### [What is needed]
Under this task are some entries; return every one of them exactly.
--- Begin Supplied entries ---
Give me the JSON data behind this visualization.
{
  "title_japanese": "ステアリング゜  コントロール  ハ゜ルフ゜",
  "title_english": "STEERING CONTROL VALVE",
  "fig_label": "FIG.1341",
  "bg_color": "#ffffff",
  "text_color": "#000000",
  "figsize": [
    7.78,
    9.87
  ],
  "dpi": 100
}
--- End Supplied entries ---
### [Final result]
Give me the JSON data behind this visualization.
{
  "title_japanese": "ステアリング゜  コントロール  ハ゜ルフ゜",
  "title_english": "STEERING CONTROL VALVE",
  "fig_label": "FIG.1341",
  "bg_color": "#ffffff",
  "text_color": "#000000",
  "figsize": [
    7.78,
    9.87
  ],
  "dpi": 100
}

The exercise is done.